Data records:
↓

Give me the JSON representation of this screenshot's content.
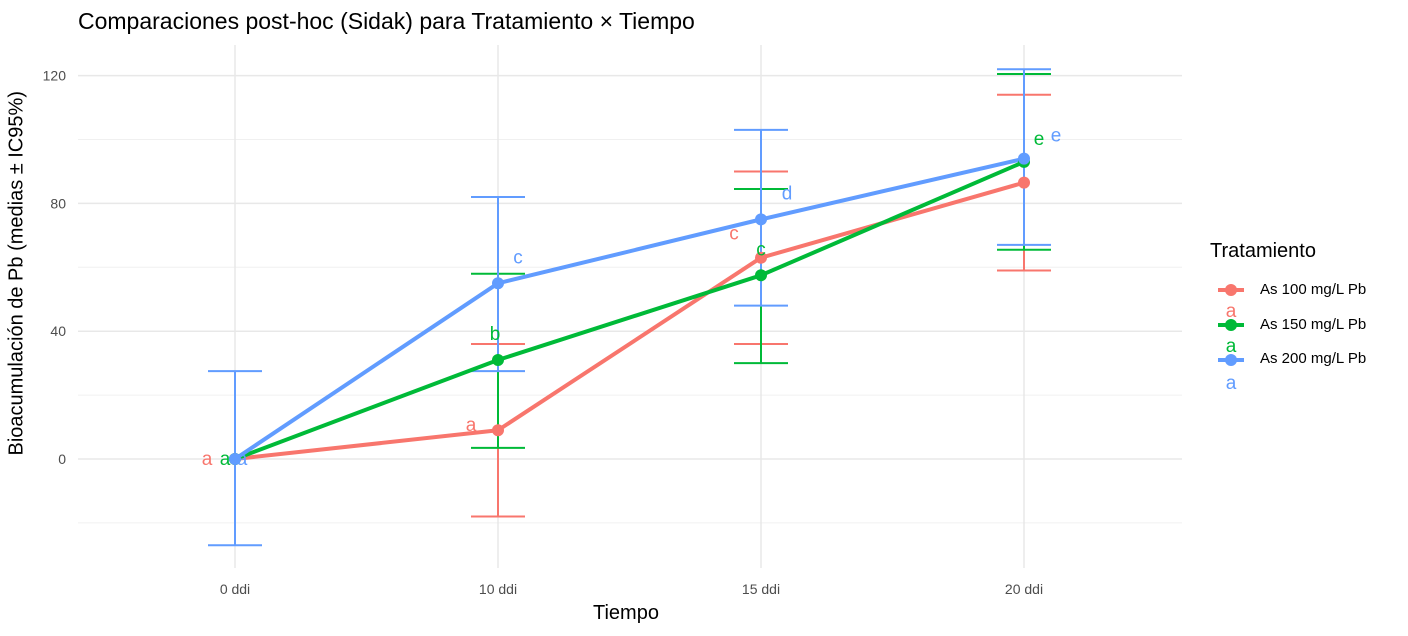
{
  "chart_data": {
    "type": "line",
    "title": "Comparaciones post-hoc (Sidak) para Tratamiento × Tiempo",
    "xlabel": "Tiempo",
    "ylabel": "Bioacumulación de Pb (medias ± IC95%)",
    "categories": [
      "0 ddi",
      "10 ddi",
      "15 ddi",
      "20 ddi"
    ],
    "ylim": [
      -32,
      122
    ],
    "yticks": [
      0,
      40,
      80,
      120
    ],
    "grid": true,
    "legend": {
      "title": "Tratamiento",
      "position": "right",
      "letters": [
        "a",
        "a",
        "a"
      ]
    },
    "series": [
      {
        "name": "As 100 mg/L Pb",
        "color": "#F8766D",
        "values": [
          0,
          9,
          63,
          86.5
        ],
        "lower": [
          null,
          -18,
          36,
          59
        ],
        "upper": [
          null,
          36,
          90,
          114
        ],
        "letters": [
          "a",
          "a",
          "c",
          ""
        ]
      },
      {
        "name": "As 150 mg/L Pb",
        "color": "#00BA38",
        "values": [
          0,
          31,
          57.5,
          93
        ],
        "lower": [
          null,
          3.5,
          30,
          65.5
        ],
        "upper": [
          null,
          58,
          84.5,
          120.5
        ],
        "letters": [
          "a",
          "b",
          "c",
          "e"
        ]
      },
      {
        "name": "As 200 mg/L Pb",
        "color": "#619CFF",
        "values": [
          0,
          55,
          75,
          94
        ],
        "lower": [
          -27,
          27.5,
          48,
          67
        ],
        "upper": [
          27.5,
          82,
          103,
          122
        ],
        "letters": [
          "a",
          "c",
          "d",
          "e"
        ]
      }
    ]
  }
}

↑

### [Description of the task]
Take each line of the material that contains the word "Tiempo" and list it.

### [Response below]
    "title": "Comparaciones post-hoc (Sidak) para Tratamiento × Tiempo",
    "xlabel": "Tiempo",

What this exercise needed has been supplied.